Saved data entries
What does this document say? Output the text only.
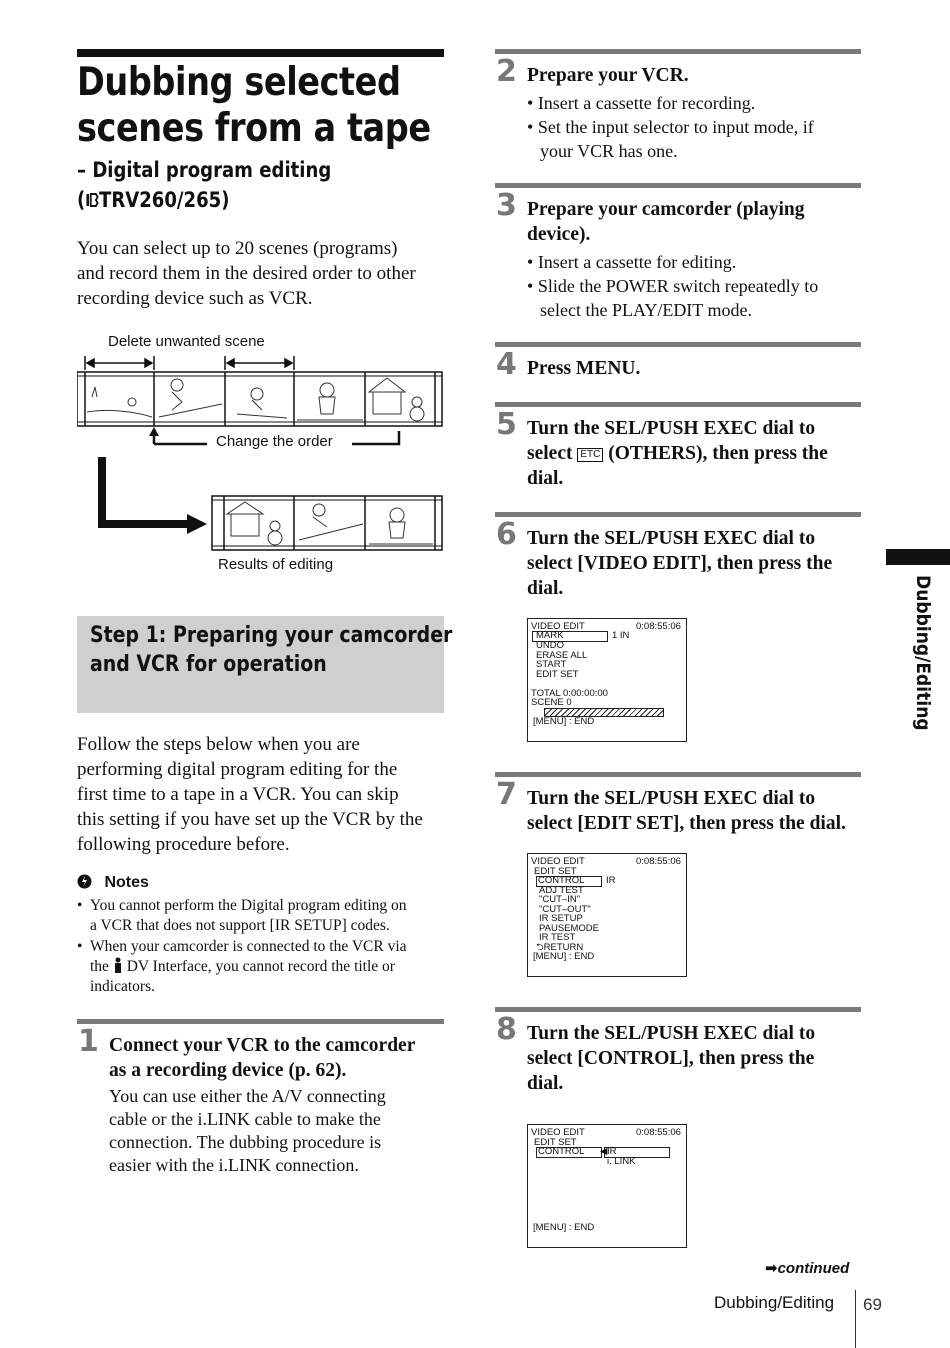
Dubbing selected
scenes from a tape
– Digital program editing
( TRV260/265)
You can select up to 20 scenes (programs)
and record them in the desired order to other
recording device such as VCR.
Delete unwanted scene
Change the order
Results of editing
Step 1: Preparing your camcorder
and VCR for operation
Follow the steps below when you are
performing digital program editing for the
first time to a tape in a VCR. You can skip
this setting if you have set up the VCR by the
following procedure before.
Notes
• You cannot perform the Digital program editing on
a VCR that does not support [IR SETUP] codes.
• When your camcorder is connected to the VCR via
the  DV Interface, you cannot record the title or
indicators.
1 Connect your VCR to the camcorder
as a recording device (p. 62).
You can use either the A/V connecting
cable or the i.LINK cable to make the
connection. The dubbing procedure is
easier with the i.LINK connection.
2 Prepare your VCR.
• Insert a cassette for recording.
• Set the input selector to input mode, if
your VCR has one.
3 Prepare your camcorder (playing
device).
• Insert a cassette for editing.
• Slide the POWER switch repeatedly to
select the PLAY/EDIT mode.
4 Press MENU.
5 Turn the SEL/PUSH EXEC dial to
select ETC (OTHERS), then press the
dial.
6 Turn the SEL/PUSH EXEC dial to
select [VIDEO EDIT], then press the
dial.
VIDEO EDIT	0:08:55:06
MARK	1 IN
UNDO
ERASE ALL
START
EDIT SET
TOTAL 0:00:00:00
SCENE 0
[MENU] : END
7 Turn the SEL/PUSH EXEC dial to
select [EDIT SET], then press the dial.
VIDEO EDIT	0:08:55:06
EDIT SET
CONTROL IR
ADJ TEST
"CUT–IN"
"CUT–OUT"
IR SETUP
PAUSEMODE
IR TEST
⮌RETURN
[MENU] : END
8 Turn the SEL/PUSH EXEC dial to
select [CONTROL], then press the
dial.
VIDEO EDIT	0:08:55:06
EDIT SET
CONTROL ◀ IR
i. LINK
[MENU] : END
Dubbing/Editing
➡continued
Dubbing/Editing 69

GOAL:
Reproduce the data word for word, excluding its pictures.

EXERCISE OUTPUT:
What does this document say? Output the text only.
Dubbing selected
scenes from a tape
– Digital program editing
( TRV260/265)
You can select up to 20 scenes (programs)
and record them in the desired order to other
recording device such as VCR.
Delete unwanted scene
Change the order
Results of editing
Step 1: Preparing your camcorder
and VCR for operation
Follow the steps below when you are
performing digital program editing for the
first time to a tape in a VCR. You can skip
this setting if you have set up the VCR by the
following procedure before.
Notes
• You cannot perform the Digital program editing on
a VCR that does not support [IR SETUP] codes.
• When your camcorder is connected to the VCR via
the  DV Interface, you cannot record the title or
indicators.
1 Connect your VCR to the camcorder
as a recording device (p. 62).
You can use either the A/V connecting
cable or the i.LINK cable to make the
connection. The dubbing procedure is
easier with the i.LINK connection.
2 Prepare your VCR.
• Insert a cassette for recording.
• Set the input selector to input mode, if
your VCR has one.
3 Prepare your camcorder (playing
device).
• Insert a cassette for editing.
• Slide the POWER switch repeatedly to
select the PLAY/EDIT mode.
4 Press MENU.
5 Turn the SEL/PUSH EXEC dial to
select ETC (OTHERS), then press the
dial.
6 Turn the SEL/PUSH EXEC dial to
select [VIDEO EDIT], then press the
dial.
VIDEO EDIT	0:08:55:06
MARK	1 IN
UNDO
ERASE ALL
START
EDIT SET
TOTAL 0:00:00:00
SCENE 0
[MENU] : END
7 Turn the SEL/PUSH EXEC dial to
select [EDIT SET], then press the dial.
VIDEO EDIT	0:08:55:06
EDIT SET
CONTROL IR
ADJ TEST
"CUT–IN"
"CUT–OUT"
IR SETUP
PAUSEMODE
IR TEST
⮌RETURN
[MENU] : END
8 Turn the SEL/PUSH EXEC dial to
select [CONTROL], then press the
dial.
VIDEO EDIT	0:08:55:06
EDIT SET
CONTROL ◀ IR
i. LINK
[MENU] : END
Dubbing/Editing
➡continued
Dubbing/Editing 69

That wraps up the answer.